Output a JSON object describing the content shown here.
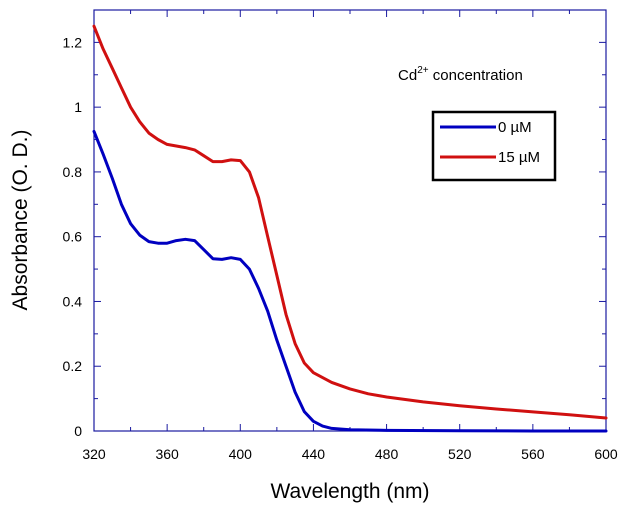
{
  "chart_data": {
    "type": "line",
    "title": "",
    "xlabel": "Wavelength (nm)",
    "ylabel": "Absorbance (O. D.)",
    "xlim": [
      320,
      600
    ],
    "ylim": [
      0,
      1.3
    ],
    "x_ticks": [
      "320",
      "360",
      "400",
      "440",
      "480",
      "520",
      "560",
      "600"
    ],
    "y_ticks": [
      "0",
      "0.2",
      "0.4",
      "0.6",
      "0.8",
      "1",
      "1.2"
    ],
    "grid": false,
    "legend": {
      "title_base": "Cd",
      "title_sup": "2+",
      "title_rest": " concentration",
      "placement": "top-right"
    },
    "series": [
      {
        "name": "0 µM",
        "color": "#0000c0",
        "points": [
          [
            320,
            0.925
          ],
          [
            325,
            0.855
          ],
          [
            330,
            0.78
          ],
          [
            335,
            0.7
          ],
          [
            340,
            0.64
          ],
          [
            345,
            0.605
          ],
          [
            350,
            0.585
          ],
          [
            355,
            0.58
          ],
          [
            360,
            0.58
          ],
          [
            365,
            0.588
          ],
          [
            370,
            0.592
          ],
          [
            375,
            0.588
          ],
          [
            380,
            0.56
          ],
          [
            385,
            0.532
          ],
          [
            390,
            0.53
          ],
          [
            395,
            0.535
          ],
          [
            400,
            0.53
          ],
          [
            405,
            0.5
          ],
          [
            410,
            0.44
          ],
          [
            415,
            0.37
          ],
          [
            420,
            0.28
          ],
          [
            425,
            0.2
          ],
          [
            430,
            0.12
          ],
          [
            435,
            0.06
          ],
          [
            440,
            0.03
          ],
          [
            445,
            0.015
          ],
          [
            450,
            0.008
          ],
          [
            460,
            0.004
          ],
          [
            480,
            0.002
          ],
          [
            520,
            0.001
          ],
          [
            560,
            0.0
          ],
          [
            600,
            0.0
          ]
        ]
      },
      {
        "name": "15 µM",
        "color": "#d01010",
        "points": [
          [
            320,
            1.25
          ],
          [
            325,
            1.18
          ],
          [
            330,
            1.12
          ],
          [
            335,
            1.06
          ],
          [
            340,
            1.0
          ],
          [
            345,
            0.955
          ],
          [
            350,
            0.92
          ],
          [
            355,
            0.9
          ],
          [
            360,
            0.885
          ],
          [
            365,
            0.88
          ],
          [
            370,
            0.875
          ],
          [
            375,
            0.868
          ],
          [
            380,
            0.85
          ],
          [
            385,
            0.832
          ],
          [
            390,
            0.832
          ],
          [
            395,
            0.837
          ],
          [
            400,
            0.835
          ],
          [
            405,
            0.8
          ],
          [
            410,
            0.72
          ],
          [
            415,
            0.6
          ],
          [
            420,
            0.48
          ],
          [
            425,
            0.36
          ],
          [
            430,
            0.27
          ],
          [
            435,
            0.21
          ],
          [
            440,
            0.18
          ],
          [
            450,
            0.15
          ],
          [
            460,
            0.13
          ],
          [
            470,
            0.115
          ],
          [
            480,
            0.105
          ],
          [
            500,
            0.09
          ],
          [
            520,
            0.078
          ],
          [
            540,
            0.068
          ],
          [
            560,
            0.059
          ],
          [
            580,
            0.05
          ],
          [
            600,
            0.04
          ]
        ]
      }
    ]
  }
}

**TASK OBJECTIVE:**
Reproduce the data above in full, exactly as it is, with the pictures left out.

**EXERCISE RESPONSE:**
Output a JSON object describing the content shown here.
{
  "chart_data": {
    "type": "line",
    "title": "",
    "xlabel": "Wavelength (nm)",
    "ylabel": "Absorbance (O. D.)",
    "xlim": [
      320,
      600
    ],
    "ylim": [
      0,
      1.3
    ],
    "x_ticks": [
      "320",
      "360",
      "400",
      "440",
      "480",
      "520",
      "560",
      "600"
    ],
    "y_ticks": [
      "0",
      "0.2",
      "0.4",
      "0.6",
      "0.8",
      "1",
      "1.2"
    ],
    "grid": false,
    "legend": {
      "title_base": "Cd",
      "title_sup": "2+",
      "title_rest": " concentration",
      "placement": "top-right"
    },
    "series": [
      {
        "name": "0 µM",
        "color": "#0000c0",
        "points": [
          [
            320,
            0.925
          ],
          [
            325,
            0.855
          ],
          [
            330,
            0.78
          ],
          [
            335,
            0.7
          ],
          [
            340,
            0.64
          ],
          [
            345,
            0.605
          ],
          [
            350,
            0.585
          ],
          [
            355,
            0.58
          ],
          [
            360,
            0.58
          ],
          [
            365,
            0.588
          ],
          [
            370,
            0.592
          ],
          [
            375,
            0.588
          ],
          [
            380,
            0.56
          ],
          [
            385,
            0.532
          ],
          [
            390,
            0.53
          ],
          [
            395,
            0.535
          ],
          [
            400,
            0.53
          ],
          [
            405,
            0.5
          ],
          [
            410,
            0.44
          ],
          [
            415,
            0.37
          ],
          [
            420,
            0.28
          ],
          [
            425,
            0.2
          ],
          [
            430,
            0.12
          ],
          [
            435,
            0.06
          ],
          [
            440,
            0.03
          ],
          [
            445,
            0.015
          ],
          [
            450,
            0.008
          ],
          [
            460,
            0.004
          ],
          [
            480,
            0.002
          ],
          [
            520,
            0.001
          ],
          [
            560,
            0.0
          ],
          [
            600,
            0.0
          ]
        ]
      },
      {
        "name": "15 µM",
        "color": "#d01010",
        "points": [
          [
            320,
            1.25
          ],
          [
            325,
            1.18
          ],
          [
            330,
            1.12
          ],
          [
            335,
            1.06
          ],
          [
            340,
            1.0
          ],
          [
            345,
            0.955
          ],
          [
            350,
            0.92
          ],
          [
            355,
            0.9
          ],
          [
            360,
            0.885
          ],
          [
            365,
            0.88
          ],
          [
            370,
            0.875
          ],
          [
            375,
            0.868
          ],
          [
            380,
            0.85
          ],
          [
            385,
            0.832
          ],
          [
            390,
            0.832
          ],
          [
            395,
            0.837
          ],
          [
            400,
            0.835
          ],
          [
            405,
            0.8
          ],
          [
            410,
            0.72
          ],
          [
            415,
            0.6
          ],
          [
            420,
            0.48
          ],
          [
            425,
            0.36
          ],
          [
            430,
            0.27
          ],
          [
            435,
            0.21
          ],
          [
            440,
            0.18
          ],
          [
            450,
            0.15
          ],
          [
            460,
            0.13
          ],
          [
            470,
            0.115
          ],
          [
            480,
            0.105
          ],
          [
            500,
            0.09
          ],
          [
            520,
            0.078
          ],
          [
            540,
            0.068
          ],
          [
            560,
            0.059
          ],
          [
            580,
            0.05
          ],
          [
            600,
            0.04
          ]
        ]
      }
    ]
  }
}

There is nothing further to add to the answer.